>> start
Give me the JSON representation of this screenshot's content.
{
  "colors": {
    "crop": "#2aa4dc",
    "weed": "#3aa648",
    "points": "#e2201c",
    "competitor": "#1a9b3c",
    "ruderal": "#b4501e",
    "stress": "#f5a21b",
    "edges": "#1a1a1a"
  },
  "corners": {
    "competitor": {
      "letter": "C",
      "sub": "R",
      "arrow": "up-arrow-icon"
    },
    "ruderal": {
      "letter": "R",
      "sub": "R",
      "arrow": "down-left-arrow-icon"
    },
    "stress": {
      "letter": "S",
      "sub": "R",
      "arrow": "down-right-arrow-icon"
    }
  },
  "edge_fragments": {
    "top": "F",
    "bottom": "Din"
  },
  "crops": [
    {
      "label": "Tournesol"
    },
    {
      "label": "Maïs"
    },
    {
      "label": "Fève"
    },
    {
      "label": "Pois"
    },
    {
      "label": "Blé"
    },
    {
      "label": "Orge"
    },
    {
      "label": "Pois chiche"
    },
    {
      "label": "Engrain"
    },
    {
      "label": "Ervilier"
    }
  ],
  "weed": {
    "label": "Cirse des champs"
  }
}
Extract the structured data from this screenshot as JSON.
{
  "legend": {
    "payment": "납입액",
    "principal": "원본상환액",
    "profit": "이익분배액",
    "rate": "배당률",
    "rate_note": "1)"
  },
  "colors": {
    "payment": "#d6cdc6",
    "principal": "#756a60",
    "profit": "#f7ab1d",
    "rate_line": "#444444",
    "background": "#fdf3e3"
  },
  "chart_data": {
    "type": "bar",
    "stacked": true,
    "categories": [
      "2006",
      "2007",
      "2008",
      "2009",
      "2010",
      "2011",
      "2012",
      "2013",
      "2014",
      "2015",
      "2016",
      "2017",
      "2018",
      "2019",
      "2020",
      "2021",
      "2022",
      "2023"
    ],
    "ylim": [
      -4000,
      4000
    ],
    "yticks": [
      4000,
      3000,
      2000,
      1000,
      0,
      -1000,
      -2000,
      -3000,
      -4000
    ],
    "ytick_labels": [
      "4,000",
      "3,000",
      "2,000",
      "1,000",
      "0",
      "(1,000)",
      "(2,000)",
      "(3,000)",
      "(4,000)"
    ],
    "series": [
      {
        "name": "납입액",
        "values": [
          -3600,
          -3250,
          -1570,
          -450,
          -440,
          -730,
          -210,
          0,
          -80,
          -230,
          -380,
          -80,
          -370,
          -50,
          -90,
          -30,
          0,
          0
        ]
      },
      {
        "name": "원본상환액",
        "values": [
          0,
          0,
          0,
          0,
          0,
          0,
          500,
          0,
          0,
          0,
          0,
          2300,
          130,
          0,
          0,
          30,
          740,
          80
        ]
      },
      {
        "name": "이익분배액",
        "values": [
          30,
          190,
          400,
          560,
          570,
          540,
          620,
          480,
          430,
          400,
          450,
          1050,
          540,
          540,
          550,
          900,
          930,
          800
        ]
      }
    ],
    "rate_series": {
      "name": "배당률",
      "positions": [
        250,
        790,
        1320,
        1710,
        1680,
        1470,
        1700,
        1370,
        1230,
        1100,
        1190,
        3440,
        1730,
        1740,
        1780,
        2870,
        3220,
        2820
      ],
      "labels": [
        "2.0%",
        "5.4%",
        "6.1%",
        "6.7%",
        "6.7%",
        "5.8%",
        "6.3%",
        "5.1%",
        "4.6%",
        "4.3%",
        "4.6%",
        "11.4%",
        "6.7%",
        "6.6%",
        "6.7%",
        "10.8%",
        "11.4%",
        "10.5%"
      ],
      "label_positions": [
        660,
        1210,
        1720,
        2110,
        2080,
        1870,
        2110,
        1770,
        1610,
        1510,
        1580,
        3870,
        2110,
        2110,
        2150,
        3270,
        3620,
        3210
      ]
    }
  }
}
>> end
Locate the lines above that hold the word "down". Show every one of them.

      "arrow": "down-left-arrow-icon"
      "arrow": "down-right-arrow-icon"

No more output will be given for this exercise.